Stated goal -
Can you give back every line below verbatim, leaving out the picture?

Input for this task -
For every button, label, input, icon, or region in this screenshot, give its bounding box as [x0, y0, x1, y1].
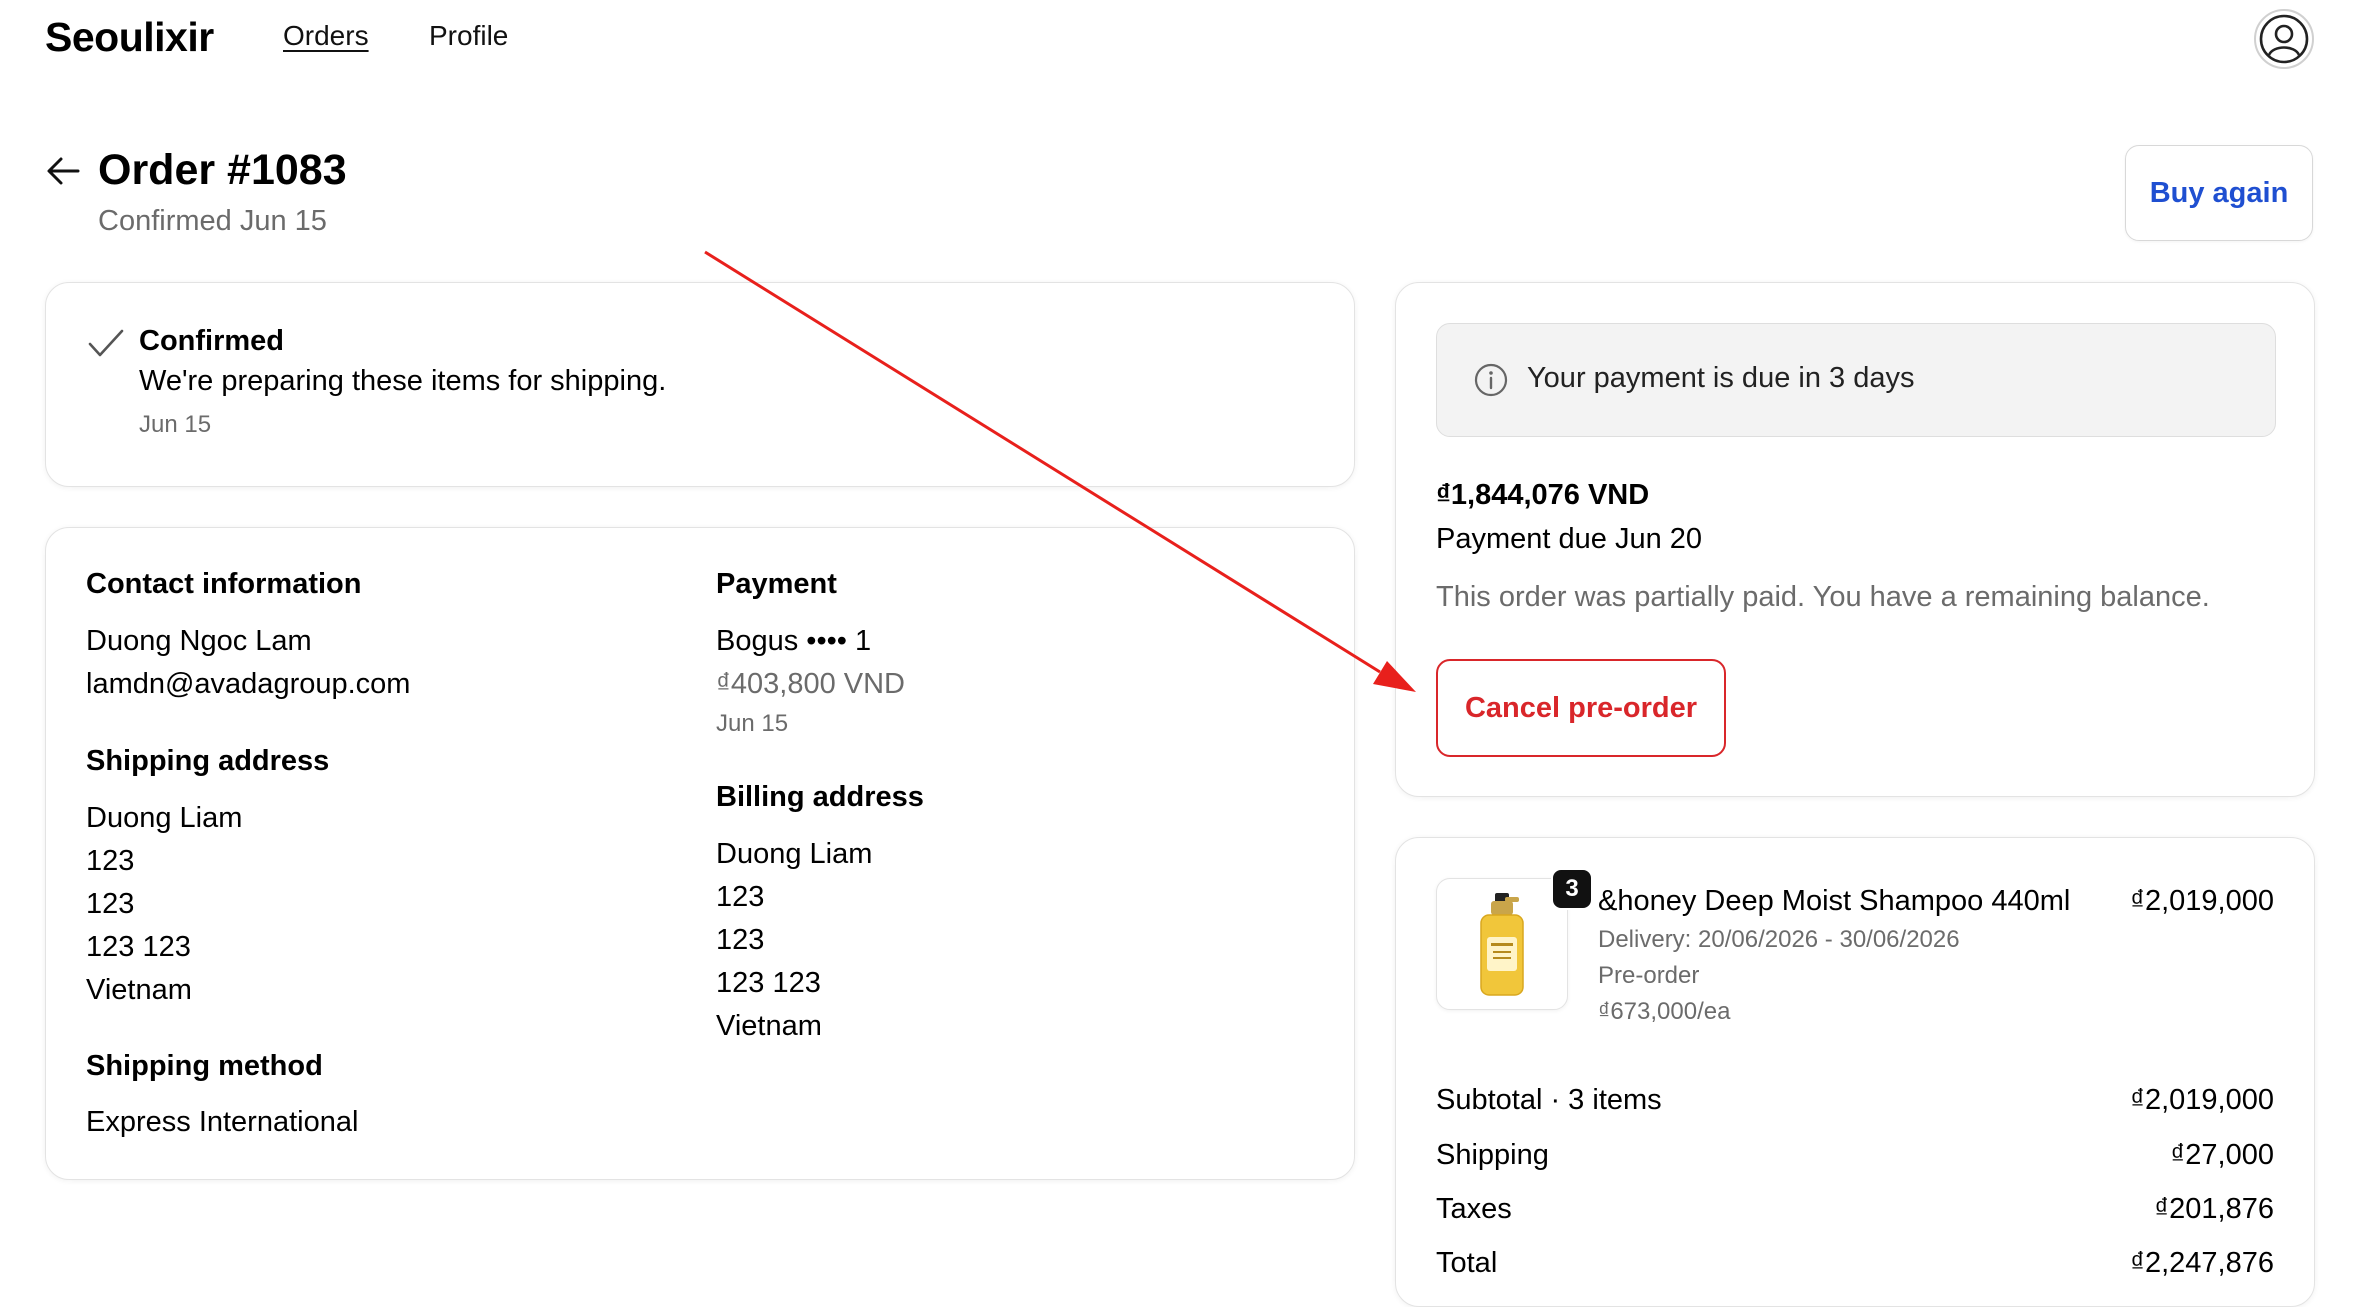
shipping-value: ₫27,000 [2170, 1139, 2274, 1171]
checkmark-icon [88, 329, 124, 359]
payment-due-card: Your payment is due in 3 days ₫1,844,076… [1395, 282, 2315, 797]
shipping-method-heading: Shipping method [86, 1050, 323, 1082]
order-details-card: Contact information Duong Ngoc Lam lamdn… [45, 527, 1355, 1180]
arrow-left-icon[interactable] [45, 153, 81, 189]
quantity-badge: 3 [1551, 868, 1593, 910]
nav-profile[interactable]: Profile [429, 20, 508, 52]
status-message: We're preparing these items for shipping… [139, 365, 667, 397]
shipping-label: Shipping [1436, 1139, 1549, 1171]
brand-logo[interactable]: Seoulixir [45, 14, 214, 61]
partial-payment-note: This order was partially paid. You have … [1436, 581, 2210, 613]
payment-date: Jun 15 [716, 710, 789, 737]
billing-address-heading: Billing address [716, 781, 924, 813]
shipping-address-line: 123 [86, 888, 135, 920]
shipping-address-line: 123 [86, 845, 135, 877]
contact-email: lamdn@avadagroup.com [86, 668, 411, 700]
order-summary-card: 3 &honey Deep Moist Shampoo 440ml ₫2,019… [1395, 837, 2315, 1307]
shipping-address-heading: Shipping address [86, 745, 330, 777]
payment-heading: Payment [716, 568, 837, 600]
subtotal-label: Subtotal · 3 items [1436, 1084, 1662, 1116]
amount-due: ₫1,844,076 VND [1436, 479, 1650, 511]
product-price: ₫2,019,000 [2130, 885, 2274, 917]
user-circle-icon[interactable] [2253, 8, 2315, 70]
product-unit-price: ₫673,000/ea [1598, 998, 1731, 1025]
subtotal-value: ₫2,019,000 [2130, 1084, 2274, 1116]
order-subtitle: Confirmed Jun 15 [98, 205, 327, 237]
billing-address-line: Vietnam [716, 1010, 822, 1042]
product-tag: Pre-order [1598, 962, 1700, 989]
payment-amount: ₫403,800 VND [716, 668, 905, 700]
contact-name: Duong Ngoc Lam [86, 625, 312, 657]
billing-address-line: 123 [716, 881, 765, 913]
taxes-label: Taxes [1436, 1193, 1512, 1225]
nav-orders[interactable]: Orders [283, 20, 369, 52]
shampoo-bottle-image [1480, 893, 1524, 996]
product-delivery: Delivery: 20/06/2026 - 30/06/2026 [1598, 926, 1960, 953]
status-date: Jun 15 [139, 411, 212, 438]
taxes-value: ₫201,876 [2154, 1193, 2274, 1225]
cancel-preorder-button[interactable]: Cancel pre-order [1436, 659, 1726, 757]
payment-notice-banner: Your payment is due in 3 days [1436, 323, 2276, 437]
payment-method: Bogus •••• 1 [716, 625, 872, 657]
billing-address-line: Duong Liam [716, 838, 873, 870]
billing-address-line: 123 123 [716, 967, 821, 999]
buy-again-button[interactable]: Buy again [2125, 145, 2313, 241]
shipping-method-value: Express International [86, 1106, 359, 1138]
shipping-address-line: Duong Liam [86, 802, 243, 834]
shipping-address-line: 123 123 [86, 931, 191, 963]
payment-due-date: Payment due Jun 20 [1436, 523, 1703, 555]
total-label: Total [1436, 1247, 1498, 1279]
contact-heading: Contact information [86, 568, 362, 600]
payment-notice-text: Your payment is due in 3 days [1527, 362, 1915, 394]
page-title: Order #1083 [98, 146, 347, 194]
status-title: Confirmed [139, 325, 284, 357]
info-icon [1473, 362, 1509, 398]
product-name[interactable]: &honey Deep Moist Shampoo 440ml [1598, 885, 2070, 918]
total-value: ₫2,247,876 [2130, 1247, 2274, 1279]
shipping-address-line: Vietnam [86, 974, 192, 1006]
status-card: Confirmed We're preparing these items fo… [45, 282, 1355, 487]
billing-address-line: 123 [716, 924, 765, 956]
product-thumbnail[interactable] [1436, 878, 1568, 1010]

Task response -
For every button, label, input, icon, or region in this screenshot, give its bounding box as [x0, y0, x1, y1].
shipping-value: ₫27,000 [2170, 1139, 2274, 1171]
checkmark-icon [88, 329, 124, 359]
payment-due-card: Your payment is due in 3 days ₫1,844,076… [1395, 282, 2315, 797]
shipping-method-heading: Shipping method [86, 1050, 323, 1082]
order-details-card: Contact information Duong Ngoc Lam lamdn… [45, 527, 1355, 1180]
arrow-left-icon[interactable] [45, 153, 81, 189]
quantity-badge: 3 [1551, 868, 1593, 910]
nav-profile[interactable]: Profile [429, 20, 508, 52]
status-message: We're preparing these items for shipping… [139, 365, 667, 397]
shipping-label: Shipping [1436, 1139, 1549, 1171]
brand-logo[interactable]: Seoulixir [45, 14, 214, 61]
partial-payment-note: This order was partially paid. You have … [1436, 581, 2210, 613]
payment-date: Jun 15 [716, 710, 789, 737]
billing-address-heading: Billing address [716, 781, 924, 813]
shipping-address-line: 123 [86, 888, 135, 920]
shipping-address-line: 123 [86, 845, 135, 877]
contact-email: lamdn@avadagroup.com [86, 668, 411, 700]
order-summary-card: 3 &honey Deep Moist Shampoo 440ml ₫2,019… [1395, 837, 2315, 1307]
shipping-address-heading: Shipping address [86, 745, 330, 777]
payment-heading: Payment [716, 568, 837, 600]
subtotal-label: Subtotal · 3 items [1436, 1084, 1662, 1116]
amount-due: ₫1,844,076 VND [1436, 479, 1650, 511]
product-price: ₫2,019,000 [2130, 885, 2274, 917]
user-circle-icon[interactable] [2253, 8, 2315, 70]
product-unit-price: ₫673,000/ea [1598, 998, 1731, 1025]
subtotal-value: ₫2,019,000 [2130, 1084, 2274, 1116]
order-subtitle: Confirmed Jun 15 [98, 205, 327, 237]
billing-address-line: Vietnam [716, 1010, 822, 1042]
product-tag: Pre-order [1598, 962, 1700, 989]
payment-amount: ₫403,800 VND [716, 668, 905, 700]
contact-name: Duong Ngoc Lam [86, 625, 312, 657]
billing-address-line: 123 [716, 881, 765, 913]
taxes-label: Taxes [1436, 1193, 1512, 1225]
nav-orders[interactable]: Orders [283, 20, 369, 52]
shampoo-bottle-image [1480, 893, 1524, 996]
product-delivery: Delivery: 20/06/2026 - 30/06/2026 [1598, 926, 1960, 953]
status-date: Jun 15 [139, 411, 212, 438]
taxes-value: ₫201,876 [2154, 1193, 2274, 1225]
cancel-preorder-button[interactable]: Cancel pre-order [1436, 659, 1726, 757]
payment-notice-banner: Your payment is due in 3 days [1436, 323, 2276, 437]
payment-method: Bogus •••• 1 [716, 625, 872, 657]
billing-address-line: Duong Liam [716, 838, 873, 870]
billing-address-line: 123 123 [716, 967, 821, 999]
buy-again-button[interactable]: Buy again [2125, 145, 2313, 241]
shipping-method-value: Express International [86, 1106, 359, 1138]
shipping-address-line: Duong Liam [86, 802, 243, 834]
shipping-address-line: 123 123 [86, 931, 191, 963]
payment-due-date: Payment due Jun 20 [1436, 523, 1703, 555]
total-label: Total [1436, 1247, 1498, 1279]
contact-heading: Contact information [86, 568, 362, 600]
payment-notice-text: Your payment is due in 3 days [1527, 362, 1915, 394]
page-title: Order #1083 [98, 146, 347, 194]
status-title: Confirmed [139, 325, 284, 357]
info-icon [1473, 362, 1509, 398]
product-name[interactable]: &honey Deep Moist Shampoo 440ml [1598, 885, 2070, 918]
total-value: ₫2,247,876 [2130, 1247, 2274, 1279]
shipping-address-line: Vietnam [86, 974, 192, 1006]
status-card: Confirmed We're preparing these items fo… [45, 282, 1355, 487]
billing-address-line: 123 [716, 924, 765, 956]
product-thumbnail[interactable] [1436, 878, 1568, 1010]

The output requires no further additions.